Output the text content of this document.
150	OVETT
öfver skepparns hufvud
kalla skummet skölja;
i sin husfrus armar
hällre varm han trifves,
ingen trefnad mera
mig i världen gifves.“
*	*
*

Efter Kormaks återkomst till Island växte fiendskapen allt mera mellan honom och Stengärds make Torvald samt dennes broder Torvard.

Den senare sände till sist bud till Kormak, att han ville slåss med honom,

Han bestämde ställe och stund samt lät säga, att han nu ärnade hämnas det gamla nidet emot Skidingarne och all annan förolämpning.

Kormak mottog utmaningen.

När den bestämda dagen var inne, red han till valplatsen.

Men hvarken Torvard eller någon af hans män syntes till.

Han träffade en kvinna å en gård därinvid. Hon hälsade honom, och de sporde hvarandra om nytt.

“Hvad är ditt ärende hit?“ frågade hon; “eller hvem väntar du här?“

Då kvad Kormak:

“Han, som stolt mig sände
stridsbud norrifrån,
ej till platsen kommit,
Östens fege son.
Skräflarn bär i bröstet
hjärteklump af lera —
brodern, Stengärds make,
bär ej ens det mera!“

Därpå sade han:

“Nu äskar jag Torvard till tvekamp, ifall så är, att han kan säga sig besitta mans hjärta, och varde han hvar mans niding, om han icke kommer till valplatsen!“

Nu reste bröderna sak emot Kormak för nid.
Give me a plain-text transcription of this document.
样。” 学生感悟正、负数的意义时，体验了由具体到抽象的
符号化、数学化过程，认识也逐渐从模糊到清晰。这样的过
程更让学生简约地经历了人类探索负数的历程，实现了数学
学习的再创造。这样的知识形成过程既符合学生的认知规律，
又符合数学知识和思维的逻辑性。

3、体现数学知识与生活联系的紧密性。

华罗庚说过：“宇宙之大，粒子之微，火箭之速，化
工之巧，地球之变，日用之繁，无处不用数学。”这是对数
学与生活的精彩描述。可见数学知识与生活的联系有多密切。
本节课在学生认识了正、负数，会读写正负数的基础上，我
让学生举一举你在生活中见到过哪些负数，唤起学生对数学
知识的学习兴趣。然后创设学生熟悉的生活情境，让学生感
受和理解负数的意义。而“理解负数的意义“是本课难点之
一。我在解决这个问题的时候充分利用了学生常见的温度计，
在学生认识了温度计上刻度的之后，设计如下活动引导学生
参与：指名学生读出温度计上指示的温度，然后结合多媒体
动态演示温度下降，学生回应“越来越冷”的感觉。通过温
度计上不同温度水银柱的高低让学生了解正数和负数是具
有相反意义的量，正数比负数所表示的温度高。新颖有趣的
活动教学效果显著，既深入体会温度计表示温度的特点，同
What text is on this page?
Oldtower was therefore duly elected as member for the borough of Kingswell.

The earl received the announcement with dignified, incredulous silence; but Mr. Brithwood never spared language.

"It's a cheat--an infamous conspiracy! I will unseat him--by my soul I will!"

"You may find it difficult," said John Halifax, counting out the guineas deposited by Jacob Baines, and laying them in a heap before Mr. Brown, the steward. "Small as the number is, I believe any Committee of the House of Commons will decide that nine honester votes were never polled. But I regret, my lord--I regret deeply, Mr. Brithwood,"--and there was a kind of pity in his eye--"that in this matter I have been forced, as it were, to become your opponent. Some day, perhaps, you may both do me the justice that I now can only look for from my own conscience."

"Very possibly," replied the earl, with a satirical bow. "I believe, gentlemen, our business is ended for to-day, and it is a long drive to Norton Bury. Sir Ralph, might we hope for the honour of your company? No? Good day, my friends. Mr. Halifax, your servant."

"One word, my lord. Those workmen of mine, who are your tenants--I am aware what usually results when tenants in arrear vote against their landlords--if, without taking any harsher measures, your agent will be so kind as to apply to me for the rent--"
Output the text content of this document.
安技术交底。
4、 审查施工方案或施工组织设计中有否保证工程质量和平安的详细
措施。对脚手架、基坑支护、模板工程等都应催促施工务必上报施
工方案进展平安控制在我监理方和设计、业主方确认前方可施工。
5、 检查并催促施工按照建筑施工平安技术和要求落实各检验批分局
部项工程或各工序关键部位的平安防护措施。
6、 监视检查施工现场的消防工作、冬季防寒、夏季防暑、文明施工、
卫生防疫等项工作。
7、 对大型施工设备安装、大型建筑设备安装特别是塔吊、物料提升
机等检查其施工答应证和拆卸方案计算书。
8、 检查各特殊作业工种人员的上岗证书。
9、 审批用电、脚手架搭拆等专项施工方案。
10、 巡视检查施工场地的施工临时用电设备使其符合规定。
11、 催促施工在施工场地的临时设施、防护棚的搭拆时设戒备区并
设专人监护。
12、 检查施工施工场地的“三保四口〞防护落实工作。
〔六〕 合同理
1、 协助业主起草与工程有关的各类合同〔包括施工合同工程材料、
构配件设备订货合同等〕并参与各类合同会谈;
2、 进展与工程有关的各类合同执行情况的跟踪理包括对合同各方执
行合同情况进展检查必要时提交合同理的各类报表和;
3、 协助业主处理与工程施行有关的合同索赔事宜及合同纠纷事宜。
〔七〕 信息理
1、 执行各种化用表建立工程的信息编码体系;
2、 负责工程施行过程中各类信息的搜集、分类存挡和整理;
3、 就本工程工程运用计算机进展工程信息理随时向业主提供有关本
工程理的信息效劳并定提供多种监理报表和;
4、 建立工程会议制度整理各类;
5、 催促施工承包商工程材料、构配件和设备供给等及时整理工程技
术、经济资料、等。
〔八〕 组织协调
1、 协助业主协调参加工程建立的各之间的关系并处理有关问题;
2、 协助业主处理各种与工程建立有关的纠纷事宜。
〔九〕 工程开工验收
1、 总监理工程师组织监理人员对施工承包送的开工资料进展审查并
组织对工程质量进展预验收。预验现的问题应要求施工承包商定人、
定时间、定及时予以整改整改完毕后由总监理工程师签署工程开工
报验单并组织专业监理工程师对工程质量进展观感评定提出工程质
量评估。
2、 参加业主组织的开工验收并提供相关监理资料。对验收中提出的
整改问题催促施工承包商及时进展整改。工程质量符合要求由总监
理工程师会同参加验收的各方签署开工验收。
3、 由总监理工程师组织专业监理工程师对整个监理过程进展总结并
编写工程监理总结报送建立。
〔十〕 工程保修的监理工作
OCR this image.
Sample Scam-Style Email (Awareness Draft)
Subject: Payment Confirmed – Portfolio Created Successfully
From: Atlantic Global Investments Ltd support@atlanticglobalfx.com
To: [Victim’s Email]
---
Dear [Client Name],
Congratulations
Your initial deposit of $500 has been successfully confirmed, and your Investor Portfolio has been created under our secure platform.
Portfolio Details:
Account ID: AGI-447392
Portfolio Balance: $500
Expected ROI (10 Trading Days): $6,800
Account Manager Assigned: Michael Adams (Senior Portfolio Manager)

== == ==

**Your task:** Transcribe the material above word for word.

**Complete response:**
Output the text content of this document.
150	OVETT
öfver skepparns hufvud
kalla skummet skölja;
i sin husfrus armar
hällre varm han trifves,
ingen trefnad mera
mig i världen gifves.“
*	*
*

Efter Kormaks återkomst till Island växte fiendskapen allt mera mellan honom och Stengärds make Torvald samt dennes broder Torvard.

Den senare sände till sist bud till Kormak, att han ville slåss med honom,

Han bestämde ställe och stund samt lät säga, att han nu ärnade hämnas det gamla nidet emot Skidingarne och all annan förolämpning.

Kormak mottog utmaningen.

När den bestämda dagen var inne, red han till valplatsen.

Men hvarken Torvard eller någon af hans män syntes till.

Han träffade en kvinna å en gård därinvid. Hon hälsade honom, och de sporde hvarandra om nytt.

“Hvad är ditt ärende hit?“ frågade hon; “eller hvem väntar du här?“

Då kvad Kormak:

“Han, som stolt mig sände
stridsbud norrifrån,
ej till platsen kommit,
Östens fege son.
Skräflarn bär i bröstet
hjärteklump af lera —
brodern, Stengärds make,
bär ej ens det mera!“

Därpå sade han:

“Nu äskar jag Torvard till tvekamp, ifall så är, att han kan säga sig besitta mans hjärta, och varde han hvar mans niding, om han icke kommer till valplatsen!“

Nu reste bröderna sak emot Kormak för nid.
Give me a plain-text transcription of this document.
样。” 学生感悟正、负数的意义时，体验了由具体到抽象的
符号化、数学化过程，认识也逐渐从模糊到清晰。这样的过
程更让学生简约地经历了人类探索负数的历程，实现了数学
学习的再创造。这样的知识形成过程既符合学生的认知规律，
又符合数学知识和思维的逻辑性。

3、体现数学知识与生活联系的紧密性。

华罗庚说过：“宇宙之大，粒子之微，火箭之速，化
工之巧，地球之变，日用之繁，无处不用数学。”这是对数
学与生活的精彩描述。可见数学知识与生活的联系有多密切。
本节课在学生认识了正、负数，会读写正负数的基础上，我
让学生举一举你在生活中见到过哪些负数，唤起学生对数学
知识的学习兴趣。然后创设学生熟悉的生活情境，让学生感
受和理解负数的意义。而“理解负数的意义“是本课难点之
一。我在解决这个问题的时候充分利用了学生常见的温度计，
在学生认识了温度计上刻度的之后，设计如下活动引导学生
参与：指名学生读出温度计上指示的温度，然后结合多媒体
动态演示温度下降，学生回应“越来越冷”的感觉。通过温
度计上不同温度水银柱的高低让学生了解正数和负数是具
有相反意义的量，正数比负数所表示的温度高。新颖有趣的
活动教学效果显著，既深入体会温度计表示温度的特点，同
What text is on this page?
Oldtower was therefore duly elected as member for the borough of Kingswell.

The earl received the announcement with dignified, incredulous silence; but Mr. Brithwood never spared language.

"It's a cheat--an infamous conspiracy! I will unseat him--by my soul I will!"

"You may find it difficult," said John Halifax, counting out the guineas deposited by Jacob Baines, and laying them in a heap before Mr. Brown, the steward. "Small as the number is, I believe any Committee of the House of Commons will decide that nine honester votes were never polled. But I regret, my lord--I regret deeply, Mr. Brithwood,"--and there was a kind of pity in his eye--"that in this matter I have been forced, as it were, to become your opponent. Some day, perhaps, you may both do me the justice that I now can only look for from my own conscience."

"Very possibly," replied the earl, with a satirical bow. "I believe, gentlemen, our business is ended for to-day, and it is a long drive to Norton Bury. Sir Ralph, might we hope for the honour of your company? No? Good day, my friends. Mr. Halifax, your servant."

"One word, my lord. Those workmen of mine, who are your tenants--I am aware what usually results when tenants in arrear vote against their landlords--if, without taking any harsher measures, your agent will be so kind as to apply to me for the rent--"
Output the text content of this document.
安技术交底。
4、 审查施工方案或施工组织设计中有否保证工程质量和平安的详细
措施。对脚手架、基坑支护、模板工程等都应催促施工务必上报施
工方案进展平安控制在我监理方和设计、业主方确认前方可施工。
5、 检查并催促施工按照建筑施工平安技术和要求落实各检验批分局
部项工程或各工序关键部位的平安防护措施。
6、 监视检查施工现场的消防工作、冬季防寒、夏季防暑、文明施工、
卫生防疫等项工作。
7、 对大型施工设备安装、大型建筑设备安装特别是塔吊、物料提升
机等检查其施工答应证和拆卸方案计算书。
8、 检查各特殊作业工种人员的上岗证书。
9、 审批用电、脚手架搭拆等专项施工方案。
10、 巡视检查施工场地的施工临时用电设备使其符合规定。
11、 催促施工在施工场地的临时设施、防护棚的搭拆时设戒备区并
设专人监护。
12、 检查施工施工场地的“三保四口〞防护落实工作。
〔六〕 合同理
1、 协助业主起草与工程有关的各类合同〔包括施工合同工程材料、
构配件设备订货合同等〕并参与各类合同会谈;
2、 进展与工程有关的各类合同执行情况的跟踪理包括对合同各方执
行合同情况进展检查必要时提交合同理的各类报表和;
3、 协助业主处理与工程施行有关的合同索赔事宜及合同纠纷事宜。
〔七〕 信息理
1、 执行各种化用表建立工程的信息编码体系;
2、 负责工程施行过程中各类信息的搜集、分类存挡和整理;
3、 就本工程工程运用计算机进展工程信息理随时向业主提供有关本
工程理的信息效劳并定提供多种监理报表和;
4、 建立工程会议制度整理各类;
5、 催促施工承包商工程材料、构配件和设备供给等及时整理工程技
术、经济资料、等。
〔八〕 组织协调
1、 协助业主协调参加工程建立的各之间的关系并处理有关问题;
2、 协助业主处理各种与工程建立有关的纠纷事宜。
〔九〕 工程开工验收
1、 总监理工程师组织监理人员对施工承包送的开工资料进展审查并
组织对工程质量进展预验收。预验现的问题应要求施工承包商定人、
定时间、定及时予以整改整改完毕后由总监理工程师签署工程开工
报验单并组织专业监理工程师对工程质量进展观感评定提出工程质
量评估。
2、 参加业主组织的开工验收并提供相关监理资料。对验收中提出的
整改问题催促施工承包商及时进展整改。工程质量符合要求由总监
理工程师会同参加验收的各方签署开工验收。
3、 由总监理工程师组织专业监理工程师对整个监理过程进展总结并
编写工程监理总结报送建立。
〔十〕 工程保修的监理工作
OCR this image.
Sample Scam-Style Email (Awareness Draft)
Subject: Payment Confirmed – Portfolio Created Successfully
From: Atlantic Global Investments Ltd support@atlanticglobalfx.com
To: [Victim’s Email]
---
Dear [Client Name],
Congratulations
Your initial deposit of $500 has been successfully confirmed, and your Investor Portfolio has been created under our secure platform.
Portfolio Details:
Account ID: AGI-447392
Portfolio Balance: $500
Expected ROI (10 Trading Days): $6,800
Account Manager Assigned: Michael Adams (Senior Portfolio Manager)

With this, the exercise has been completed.